**Task prompt:**
Restate the data word for word and leave the images out.

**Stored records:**

——

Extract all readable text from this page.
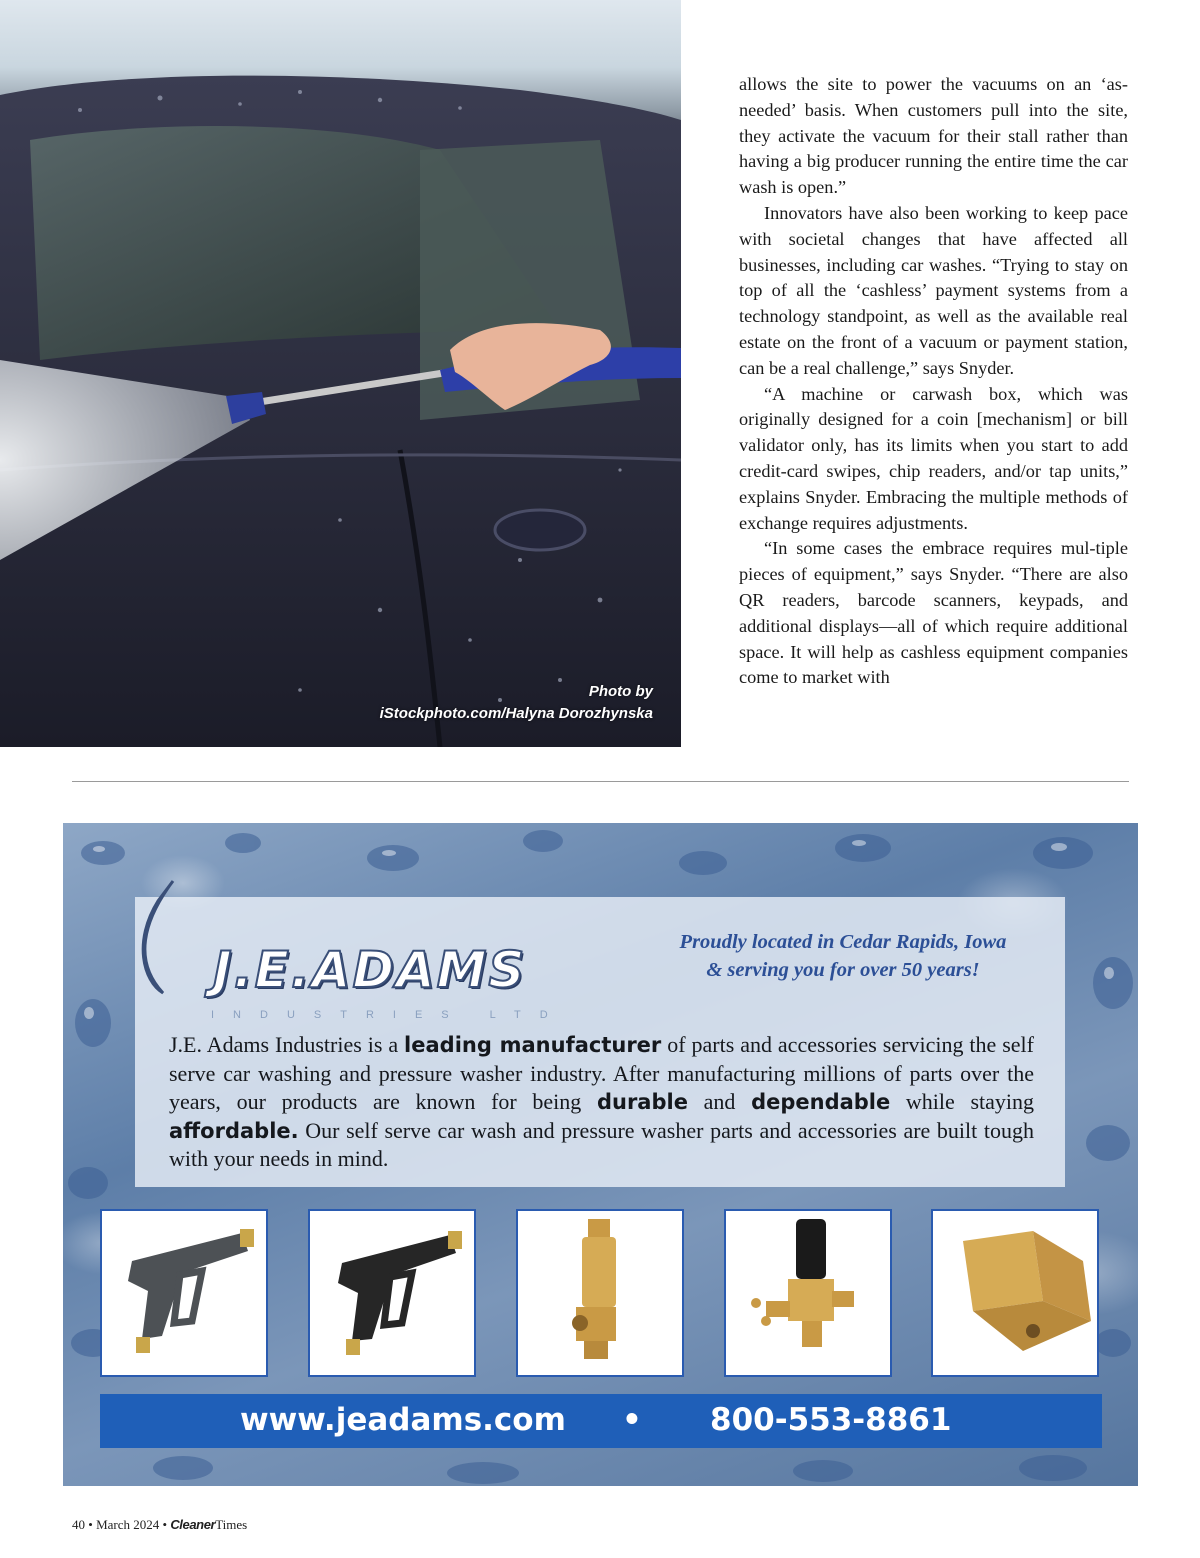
Photo by
iStockphoto.com/Halyna Dorozhynska

allows the site to power the vacuums on an ‘as-needed’ basis. When customers pull into the site, they activate the vacuum for their stall rather than having a big producer running the entire time the car wash is open.”

Innovators have also been working to keep pace with societal changes that have affected all businesses, including car washes. “Trying to stay on top of all the ‘cashless’ payment systems from a technology standpoint, as well as the available real estate on the front of a vacuum or payment station, can be a real challenge,” says Snyder.

“A machine or carwash box, which was originally designed for a coin [mechanism] or bill validator only, has its limits when you start to add credit-card swipes, chip readers, and/or tap units,” explains Snyder. Embracing the multiple methods of exchange requires adjustments.

“In some cases the embrace requires mul-tiple pieces of equipment,” says Snyder. “There are also QR readers, barcode scanners, keypads, and additional displays—all of which require additional space. It will help as cashless equipment companies come to market with

J.E.ADAMS
INDUSTRIES LTD
Proudly located in Cedar Rapids, Iowa
& serving you for over 50 years!
J.E. Adams Industries is a leading manufacturer of parts and accessories servicing the self serve car washing and pressure washer industry. After manufacturing millions of parts over the years, our products are known for being durable and dependable while staying affordable. Our self serve car wash and pressure washer parts and accessories are built tough with your needs in mind.
www.jeadams.com • 800-553-8861
40 • March 2024 • CleanerTimes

——

**Finished exercise:**
Extract all readable text from this page.
Photo by
iStockphoto.com/Halyna Dorozhynska

allows the site to power the vacuums on an ‘as-needed’ basis. When customers pull into the site, they activate the vacuum for their stall rather than having a big producer running the entire time the car wash is open.”

Innovators have also been working to keep pace with societal changes that have affected all businesses, including car washes. “Trying to stay on top of all the ‘cashless’ payment systems from a technology standpoint, as well as the available real estate on the front of a vacuum or payment station, can be a real challenge,” says Snyder.

“A machine or carwash box, which was originally designed for a coin [mechanism] or bill validator only, has its limits when you start to add credit-card swipes, chip readers, and/or tap units,” explains Snyder. Embracing the multiple methods of exchange requires adjustments.

“In some cases the embrace requires mul-tiple pieces of equipment,” says Snyder. “There are also QR readers, barcode scanners, keypads, and additional displays—all of which require additional space. It will help as cashless equipment companies come to market with

J.E.ADAMS
INDUSTRIES LTD
Proudly located in Cedar Rapids, Iowa
& serving you for over 50 years!
J.E. Adams Industries is a leading manufacturer of parts and accessories servicing the self serve car washing and pressure washer industry. After manufacturing millions of parts over the years, our products are known for being durable and dependable while staying affordable. Our self serve car wash and pressure washer parts and accessories are built tough with your needs in mind.
www.jeadams.com • 800-553-8861
40 • March 2024 • CleanerTimes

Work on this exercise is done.